TEXT TO READ.
· · · · ·

The Sales Tax Act contemplates that whenever a sale at retail of tangible personal property not specifically exempted is made, the prescribed tax shall be paid. Photographers carrying on enterprises, as was the plaintiff, are engaged in business. Photographs are tangible personal property. They are transferred and title to them passes for a consideration. Thus sales are made. They are not procured for processing or resale. Such sales are not within the statutory exemptions. Accordingly they are subject to the tax. As supporting our conclusions, see Bigsby v. Johnson, ___ Cal. 2d ___, 99 P.2d 268, and cases cited therein; Kamp v. Johnson, 15 Cal. 2d 187, 99 P.2d 274; Cusick v. Com. 260 Ky. 204, 84 S.W.2d 14 (a case almost identical with the instant case). It is true that some courts have held contrary to the views expressed above. We believe, *Page 736 however, that the construction we have given it is wholly consistent with the purpose as well as with the general practical application of the Sales Tax Act and in line with the departmental construction adopted in a considerable majority of the jurisdictions having statutes identical with or similar to the act here under consideration.
We have referred to the testimony of the plaintiff as to the practice followed by him in the making of charges for the taking and finishing of photographs. He makes two charges, one for the sitting, which must be paid whether the photographs are finished and delivered or not, and a further charge if and when the photographs are finished and delivered to the customer. Where, as in the instant case, such a practice is followed in good faith and not for the purpose of evading the tax, we are of the opinion that the tax is not collectible on account of the charge for the sitting, but it should be imposed and collected on account of the charge made for the finished photographs.
The judgment of the district court is reversed and the case is remanded for further proceedings in accordance with this opinion.
BURR, Ch. J., and BURKE and MORRIS, JJ., concur.

· · · · ·

MATERIAL SHOWN.

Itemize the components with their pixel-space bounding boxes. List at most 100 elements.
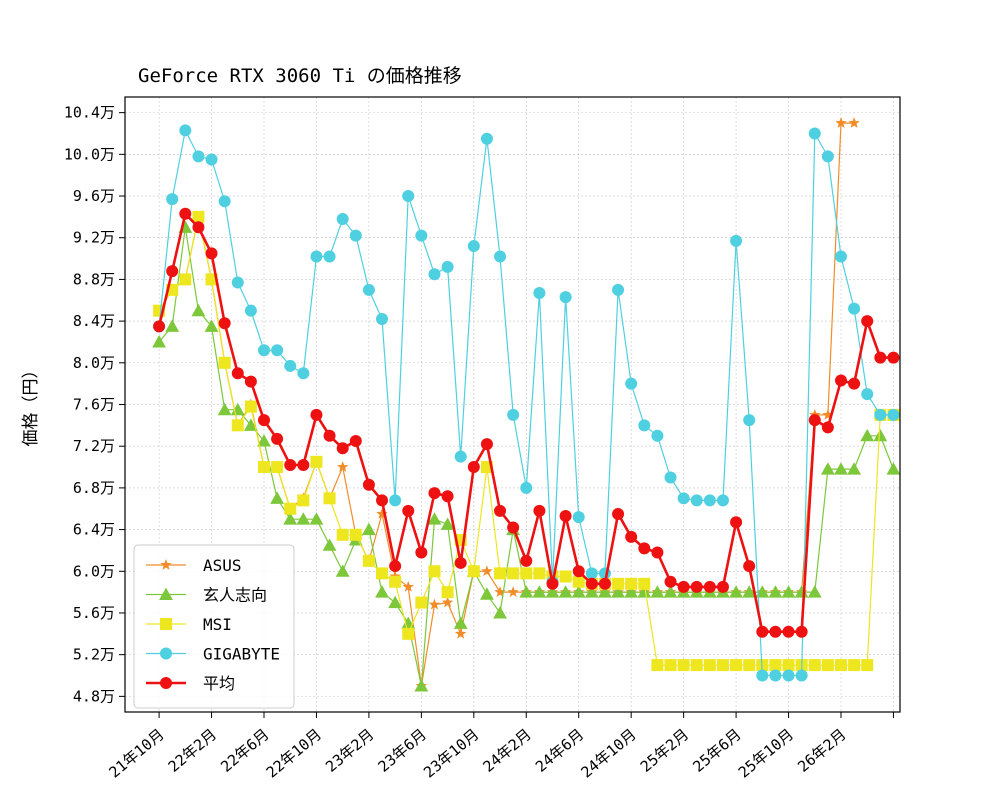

· · · · ·

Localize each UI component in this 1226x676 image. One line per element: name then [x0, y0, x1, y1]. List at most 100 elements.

· · · · ·

PROBLEMS.
a: In the sales tax opinion, which of the plaintiff's two charges is the tax not collectible on?
b: Write out everything in the sales tax opinion from "The judgment of" down to "MORRIS, JJ., concur.".
c: Summarize the sales tax opinion in three sentences.

EXPECTED RESPONSES.
a: The charge for the sitting.

b:
The judgment of the district court is reversed and the case is remanded for further proceedings in accordance with this opinion.
BURR, Ch. J., and BURKE and MORRIS, JJ., concur.

c: The opinion holds that photographs sold by photographers in business are tangible personal property sold at retail, are not procured for processing or resale and fall outside the statutory exemptions, so they are subject to the Sales Tax Act. Where the plaintiff follows in good faith a practice of charging separately for the sitting and for finished photographs, the tax is not collectible on the sitting charge but should be collected on the charge for the finished photographs. The district court's judgment is reversed and the case is remanded for further proceedings.